-- Begin TASK INPUT --

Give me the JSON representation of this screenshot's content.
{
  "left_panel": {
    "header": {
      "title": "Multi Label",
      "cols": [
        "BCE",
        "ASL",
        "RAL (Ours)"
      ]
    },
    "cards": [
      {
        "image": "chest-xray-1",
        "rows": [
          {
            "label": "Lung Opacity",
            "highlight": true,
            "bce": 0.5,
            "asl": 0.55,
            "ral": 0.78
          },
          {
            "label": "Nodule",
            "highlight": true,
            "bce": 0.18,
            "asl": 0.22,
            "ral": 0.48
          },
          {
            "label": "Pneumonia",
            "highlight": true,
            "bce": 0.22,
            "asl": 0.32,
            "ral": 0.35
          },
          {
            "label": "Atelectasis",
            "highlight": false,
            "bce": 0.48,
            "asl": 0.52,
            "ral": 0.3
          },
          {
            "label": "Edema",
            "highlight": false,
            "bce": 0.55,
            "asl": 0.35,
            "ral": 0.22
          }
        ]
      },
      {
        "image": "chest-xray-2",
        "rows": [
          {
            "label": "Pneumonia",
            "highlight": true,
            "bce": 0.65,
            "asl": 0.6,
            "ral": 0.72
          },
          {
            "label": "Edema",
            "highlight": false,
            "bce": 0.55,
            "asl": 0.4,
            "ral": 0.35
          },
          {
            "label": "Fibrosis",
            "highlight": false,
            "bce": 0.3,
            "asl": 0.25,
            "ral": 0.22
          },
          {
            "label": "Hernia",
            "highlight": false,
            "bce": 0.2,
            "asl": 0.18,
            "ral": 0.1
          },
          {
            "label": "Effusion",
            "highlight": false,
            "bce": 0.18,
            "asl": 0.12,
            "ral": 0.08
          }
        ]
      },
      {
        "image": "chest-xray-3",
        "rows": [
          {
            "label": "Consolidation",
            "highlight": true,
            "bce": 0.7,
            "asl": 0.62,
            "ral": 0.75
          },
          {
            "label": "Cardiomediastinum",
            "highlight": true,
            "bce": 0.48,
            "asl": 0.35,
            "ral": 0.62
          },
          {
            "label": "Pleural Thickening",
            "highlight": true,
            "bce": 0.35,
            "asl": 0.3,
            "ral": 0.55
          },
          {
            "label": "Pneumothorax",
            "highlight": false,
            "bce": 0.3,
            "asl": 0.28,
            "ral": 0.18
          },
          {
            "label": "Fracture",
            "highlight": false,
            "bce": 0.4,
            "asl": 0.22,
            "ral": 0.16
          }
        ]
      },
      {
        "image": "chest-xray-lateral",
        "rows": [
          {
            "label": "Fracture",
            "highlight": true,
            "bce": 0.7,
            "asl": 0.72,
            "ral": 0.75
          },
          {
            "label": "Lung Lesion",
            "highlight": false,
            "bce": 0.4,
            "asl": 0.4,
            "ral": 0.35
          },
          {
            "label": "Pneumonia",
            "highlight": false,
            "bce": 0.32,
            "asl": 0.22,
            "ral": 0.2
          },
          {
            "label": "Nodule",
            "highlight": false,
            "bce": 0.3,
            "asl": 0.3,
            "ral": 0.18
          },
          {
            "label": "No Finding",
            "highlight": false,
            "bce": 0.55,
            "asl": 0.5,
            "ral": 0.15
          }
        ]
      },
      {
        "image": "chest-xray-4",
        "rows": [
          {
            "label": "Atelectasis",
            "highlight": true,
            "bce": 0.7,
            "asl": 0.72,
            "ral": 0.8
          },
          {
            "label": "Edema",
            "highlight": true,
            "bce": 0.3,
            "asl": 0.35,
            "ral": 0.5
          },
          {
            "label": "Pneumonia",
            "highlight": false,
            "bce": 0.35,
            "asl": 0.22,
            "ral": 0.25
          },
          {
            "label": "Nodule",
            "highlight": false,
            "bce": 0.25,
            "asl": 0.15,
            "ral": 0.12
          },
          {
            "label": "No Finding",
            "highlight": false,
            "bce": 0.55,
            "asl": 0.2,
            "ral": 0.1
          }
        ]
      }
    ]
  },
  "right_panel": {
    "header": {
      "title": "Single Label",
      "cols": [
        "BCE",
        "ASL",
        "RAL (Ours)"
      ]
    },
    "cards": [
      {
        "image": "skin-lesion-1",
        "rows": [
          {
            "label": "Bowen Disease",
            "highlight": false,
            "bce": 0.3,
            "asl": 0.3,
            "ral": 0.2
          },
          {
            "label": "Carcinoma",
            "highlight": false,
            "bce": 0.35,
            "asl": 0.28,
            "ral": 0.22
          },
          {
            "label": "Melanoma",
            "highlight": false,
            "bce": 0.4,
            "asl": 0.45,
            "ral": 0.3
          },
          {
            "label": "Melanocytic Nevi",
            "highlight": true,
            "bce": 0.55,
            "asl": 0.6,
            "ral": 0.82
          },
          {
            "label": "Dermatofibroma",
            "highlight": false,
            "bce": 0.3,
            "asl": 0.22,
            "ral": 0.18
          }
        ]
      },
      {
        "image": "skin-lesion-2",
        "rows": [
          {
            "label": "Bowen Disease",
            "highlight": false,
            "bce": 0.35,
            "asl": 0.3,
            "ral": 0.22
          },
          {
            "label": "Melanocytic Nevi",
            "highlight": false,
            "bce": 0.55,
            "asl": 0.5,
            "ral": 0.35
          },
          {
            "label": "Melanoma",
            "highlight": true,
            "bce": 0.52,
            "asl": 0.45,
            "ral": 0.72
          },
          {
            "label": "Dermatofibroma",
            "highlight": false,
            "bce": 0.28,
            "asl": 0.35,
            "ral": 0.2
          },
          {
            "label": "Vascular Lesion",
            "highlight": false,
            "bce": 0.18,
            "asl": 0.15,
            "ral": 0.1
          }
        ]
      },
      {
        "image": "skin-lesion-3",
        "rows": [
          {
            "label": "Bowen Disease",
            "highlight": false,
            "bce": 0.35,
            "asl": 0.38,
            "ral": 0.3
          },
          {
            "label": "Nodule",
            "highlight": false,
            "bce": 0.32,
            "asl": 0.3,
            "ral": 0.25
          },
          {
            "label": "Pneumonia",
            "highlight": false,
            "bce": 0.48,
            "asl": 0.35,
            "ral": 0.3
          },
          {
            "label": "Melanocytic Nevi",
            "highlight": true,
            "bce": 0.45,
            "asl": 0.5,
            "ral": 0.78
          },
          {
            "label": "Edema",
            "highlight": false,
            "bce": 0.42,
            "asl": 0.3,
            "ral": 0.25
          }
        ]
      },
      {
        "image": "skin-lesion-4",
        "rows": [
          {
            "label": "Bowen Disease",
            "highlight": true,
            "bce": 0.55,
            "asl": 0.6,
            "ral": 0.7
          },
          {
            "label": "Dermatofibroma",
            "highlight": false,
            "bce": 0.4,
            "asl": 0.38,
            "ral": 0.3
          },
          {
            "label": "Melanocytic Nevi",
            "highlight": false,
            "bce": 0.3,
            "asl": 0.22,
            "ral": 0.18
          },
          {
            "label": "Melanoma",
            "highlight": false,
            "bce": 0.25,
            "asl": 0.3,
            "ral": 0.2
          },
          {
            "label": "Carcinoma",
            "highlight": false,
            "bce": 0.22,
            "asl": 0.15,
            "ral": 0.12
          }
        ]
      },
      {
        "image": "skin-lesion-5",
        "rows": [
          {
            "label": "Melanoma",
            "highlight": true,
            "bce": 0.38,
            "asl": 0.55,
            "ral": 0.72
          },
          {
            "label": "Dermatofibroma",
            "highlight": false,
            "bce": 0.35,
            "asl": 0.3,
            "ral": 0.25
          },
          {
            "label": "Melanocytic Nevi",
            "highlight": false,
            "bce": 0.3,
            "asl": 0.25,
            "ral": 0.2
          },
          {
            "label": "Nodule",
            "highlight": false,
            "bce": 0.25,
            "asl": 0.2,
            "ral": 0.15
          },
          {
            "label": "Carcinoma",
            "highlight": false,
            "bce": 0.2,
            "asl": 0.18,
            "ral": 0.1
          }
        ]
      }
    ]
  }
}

-- End TASK INPUT --

TASK REQUIREMENTS: Only a number is wanted: how many lines of the material include the word "title".

PROBLEM SOLUTION: 2